▶ _Short exercise_: Copy out the entries exactly, from the first line to the last.

▶ _Input_:
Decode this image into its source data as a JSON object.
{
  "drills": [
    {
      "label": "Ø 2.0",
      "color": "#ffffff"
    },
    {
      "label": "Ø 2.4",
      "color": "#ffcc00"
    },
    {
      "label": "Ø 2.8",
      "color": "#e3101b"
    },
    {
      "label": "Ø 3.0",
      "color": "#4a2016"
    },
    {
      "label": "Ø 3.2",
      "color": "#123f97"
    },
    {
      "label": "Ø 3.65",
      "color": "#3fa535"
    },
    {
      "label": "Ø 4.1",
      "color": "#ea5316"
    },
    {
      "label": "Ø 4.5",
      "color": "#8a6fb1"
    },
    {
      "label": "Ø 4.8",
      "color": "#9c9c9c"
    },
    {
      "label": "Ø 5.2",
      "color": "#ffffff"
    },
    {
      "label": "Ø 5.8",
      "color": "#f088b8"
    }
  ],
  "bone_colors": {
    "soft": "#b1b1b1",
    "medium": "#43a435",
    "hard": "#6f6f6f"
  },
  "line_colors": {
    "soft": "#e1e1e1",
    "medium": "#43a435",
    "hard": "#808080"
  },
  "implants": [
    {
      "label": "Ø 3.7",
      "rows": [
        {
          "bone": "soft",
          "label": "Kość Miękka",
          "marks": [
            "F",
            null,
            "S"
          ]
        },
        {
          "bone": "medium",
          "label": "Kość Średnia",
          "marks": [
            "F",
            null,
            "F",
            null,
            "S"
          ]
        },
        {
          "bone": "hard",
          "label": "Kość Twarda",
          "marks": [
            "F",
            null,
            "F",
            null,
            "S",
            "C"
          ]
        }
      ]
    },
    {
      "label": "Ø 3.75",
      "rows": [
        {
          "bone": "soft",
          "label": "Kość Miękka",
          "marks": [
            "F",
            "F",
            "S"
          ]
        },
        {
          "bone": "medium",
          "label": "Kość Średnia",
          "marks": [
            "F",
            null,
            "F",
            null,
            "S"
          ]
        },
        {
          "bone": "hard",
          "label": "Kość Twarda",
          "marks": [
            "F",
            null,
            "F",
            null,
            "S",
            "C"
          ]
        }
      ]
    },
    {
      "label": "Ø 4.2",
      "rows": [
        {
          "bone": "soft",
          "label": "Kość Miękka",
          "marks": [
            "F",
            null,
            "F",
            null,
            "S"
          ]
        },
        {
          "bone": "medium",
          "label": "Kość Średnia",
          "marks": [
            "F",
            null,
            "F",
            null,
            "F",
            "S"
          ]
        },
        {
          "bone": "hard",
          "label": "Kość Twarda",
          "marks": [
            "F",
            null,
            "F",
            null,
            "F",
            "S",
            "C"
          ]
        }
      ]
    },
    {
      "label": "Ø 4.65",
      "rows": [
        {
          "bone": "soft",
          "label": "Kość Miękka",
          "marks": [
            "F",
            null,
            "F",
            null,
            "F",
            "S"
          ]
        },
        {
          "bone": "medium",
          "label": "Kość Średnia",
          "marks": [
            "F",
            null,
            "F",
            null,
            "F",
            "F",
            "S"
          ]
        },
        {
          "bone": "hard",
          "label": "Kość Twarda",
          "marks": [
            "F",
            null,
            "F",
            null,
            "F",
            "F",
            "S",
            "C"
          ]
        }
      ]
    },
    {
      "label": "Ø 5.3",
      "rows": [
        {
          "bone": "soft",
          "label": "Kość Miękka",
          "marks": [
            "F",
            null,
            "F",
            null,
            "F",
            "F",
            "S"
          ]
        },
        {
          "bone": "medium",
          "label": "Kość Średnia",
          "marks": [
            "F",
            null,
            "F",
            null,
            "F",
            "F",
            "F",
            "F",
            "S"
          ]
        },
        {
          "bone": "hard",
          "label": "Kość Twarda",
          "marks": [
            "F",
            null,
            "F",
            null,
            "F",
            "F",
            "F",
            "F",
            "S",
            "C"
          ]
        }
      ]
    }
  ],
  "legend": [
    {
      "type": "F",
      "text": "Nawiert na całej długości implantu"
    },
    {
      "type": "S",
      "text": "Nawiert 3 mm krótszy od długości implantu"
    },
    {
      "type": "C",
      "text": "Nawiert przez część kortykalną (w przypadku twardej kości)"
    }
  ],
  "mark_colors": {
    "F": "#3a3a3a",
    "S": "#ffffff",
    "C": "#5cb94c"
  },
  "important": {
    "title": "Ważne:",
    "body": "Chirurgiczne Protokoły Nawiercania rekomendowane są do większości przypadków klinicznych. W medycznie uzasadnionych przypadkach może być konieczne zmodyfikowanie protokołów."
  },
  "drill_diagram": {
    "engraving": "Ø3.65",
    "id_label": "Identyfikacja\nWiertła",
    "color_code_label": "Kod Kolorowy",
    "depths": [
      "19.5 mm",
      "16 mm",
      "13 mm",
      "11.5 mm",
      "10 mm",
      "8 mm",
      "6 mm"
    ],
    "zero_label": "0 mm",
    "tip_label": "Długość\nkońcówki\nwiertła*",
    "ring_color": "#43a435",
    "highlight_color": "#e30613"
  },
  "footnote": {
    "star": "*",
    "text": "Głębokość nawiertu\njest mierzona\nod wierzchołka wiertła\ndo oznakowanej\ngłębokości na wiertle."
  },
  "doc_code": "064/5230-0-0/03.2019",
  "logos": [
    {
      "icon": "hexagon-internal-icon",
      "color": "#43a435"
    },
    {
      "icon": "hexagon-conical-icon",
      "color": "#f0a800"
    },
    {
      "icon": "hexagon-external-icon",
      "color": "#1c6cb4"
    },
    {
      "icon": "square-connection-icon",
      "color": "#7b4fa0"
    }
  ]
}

▶ _Full answer_:
Decode this image into its source data as a JSON object.
{
  "drills": [
    {
      "label": "Ø 2.0",
      "color": "#ffffff"
    },
    {
      "label": "Ø 2.4",
      "color": "#ffcc00"
    },
    {
      "label": "Ø 2.8",
      "color": "#e3101b"
    },
    {
      "label": "Ø 3.0",
      "color": "#4a2016"
    },
    {
      "label": "Ø 3.2",
      "color": "#123f97"
    },
    {
      "label": "Ø 3.65",
      "color": "#3fa535"
    },
    {
      "label": "Ø 4.1",
      "color": "#ea5316"
    },
    {
      "label": "Ø 4.5",
      "color": "#8a6fb1"
    },
    {
      "label": "Ø 4.8",
      "color": "#9c9c9c"
    },
    {
      "label": "Ø 5.2",
      "color": "#ffffff"
    },
    {
      "label": "Ø 5.8",
      "color": "#f088b8"
    }
  ],
  "bone_colors": {
    "soft": "#b1b1b1",
    "medium": "#43a435",
    "hard": "#6f6f6f"
  },
  "line_colors": {
    "soft": "#e1e1e1",
    "medium": "#43a435",
    "hard": "#808080"
  },
  "implants": [
    {
      "label": "Ø 3.7",
      "rows": [
        {
          "bone": "soft",
          "label": "Kość Miękka",
          "marks": [
            "F",
            null,
            "S"
          ]
        },
        {
          "bone": "medium",
          "label": "Kość Średnia",
          "marks": [
            "F",
            null,
            "F",
            null,
            "S"
          ]
        },
        {
          "bone": "hard",
          "label": "Kość Twarda",
          "marks": [
            "F",
            null,
            "F",
            null,
            "S",
            "C"
          ]
        }
      ]
    },
    {
      "label": "Ø 3.75",
      "rows": [
        {
          "bone": "soft",
          "label": "Kość Miękka",
          "marks": [
            "F",
            "F",
            "S"
          ]
        },
        {
          "bone": "medium",
          "label": "Kość Średnia",
          "marks": [
            "F",
            null,
            "F",
            null,
            "S"
          ]
        },
        {
          "bone": "hard",
          "label": "Kość Twarda",
          "marks": [
            "F",
            null,
            "F",
            null,
            "S",
            "C"
          ]
        }
      ]
    },
    {
      "label": "Ø 4.2",
      "rows": [
        {
          "bone": "soft",
          "label": "Kość Miękka",
          "marks": [
            "F",
            null,
            "F",
            null,
            "S"
          ]
        },
        {
          "bone": "medium",
          "label": "Kość Średnia",
          "marks": [
            "F",
            null,
            "F",
            null,
            "F",
            "S"
          ]
        },
        {
          "bone": "hard",
          "label": "Kość Twarda",
          "marks": [
            "F",
            null,
            "F",
            null,
            "F",
            "S",
            "C"
          ]
        }
      ]
    },
    {
      "label": "Ø 4.65",
      "rows": [
        {
          "bone": "soft",
          "label": "Kość Miękka",
          "marks": [
            "F",
            null,
            "F",
            null,
            "F",
            "S"
          ]
        },
        {
          "bone": "medium",
          "label": "Kość Średnia",
          "marks": [
            "F",
            null,
            "F",
            null,
            "F",
            "F",
            "S"
          ]
        },
        {
          "bone": "hard",
          "label": "Kość Twarda",
          "marks": [
            "F",
            null,
            "F",
            null,
            "F",
            "F",
            "S",
            "C"
          ]
        }
      ]
    },
    {
      "label": "Ø 5.3",
      "rows": [
        {
          "bone": "soft",
          "label": "Kość Miękka",
          "marks": [
            "F",
            null,
            "F",
            null,
            "F",
            "F",
            "S"
          ]
        },
        {
          "bone": "medium",
          "label": "Kość Średnia",
          "marks": [
            "F",
            null,
            "F",
            null,
            "F",
            "F",
            "F",
            "F",
            "S"
          ]
        },
        {
          "bone": "hard",
          "label": "Kość Twarda",
          "marks": [
            "F",
            null,
            "F",
            null,
            "F",
            "F",
            "F",
            "F",
            "S",
            "C"
          ]
        }
      ]
    }
  ],
  "legend": [
    {
      "type": "F",
      "text": "Nawiert na całej długości implantu"
    },
    {
      "type": "S",
      "text": "Nawiert 3 mm krótszy od długości implantu"
    },
    {
      "type": "C",
      "text": "Nawiert przez część kortykalną (w przypadku twardej kości)"
    }
  ],
  "mark_colors": {
    "F": "#3a3a3a",
    "S": "#ffffff",
    "C": "#5cb94c"
  },
  "important": {
    "title": "Ważne:",
    "body": "Chirurgiczne Protokoły Nawiercania rekomendowane są do większości przypadków klinicznych. W medycznie uzasadnionych przypadkach może być konieczne zmodyfikowanie protokołów."
  },
  "drill_diagram": {
    "engraving": "Ø3.65",
    "id_label": "Identyfikacja\nWiertła",
    "color_code_label": "Kod Kolorowy",
    "depths": [
      "19.5 mm",
      "16 mm",
      "13 mm",
      "11.5 mm",
      "10 mm",
      "8 mm",
      "6 mm"
    ],
    "zero_label": "0 mm",
    "tip_label": "Długość\nkońcówki\nwiertła*",
    "ring_color": "#43a435",
    "highlight_color": "#e30613"
  },
  "footnote": {
    "star": "*",
    "text": "Głębokość nawiertu\njest mierzona\nod wierzchołka wiertła\ndo oznakowanej\ngłębokości na wiertle."
  },
  "doc_code": "064/5230-0-0/03.2019",
  "logos": [
    {
      "icon": "hexagon-internal-icon",
      "color": "#43a435"
    },
    {
      "icon": "hexagon-conical-icon",
      "color": "#f0a800"
    },
    {
      "icon": "hexagon-external-icon",
      "color": "#1c6cb4"
    },
    {
      "icon": "square-connection-icon",
      "color": "#7b4fa0"
    }
  ]
}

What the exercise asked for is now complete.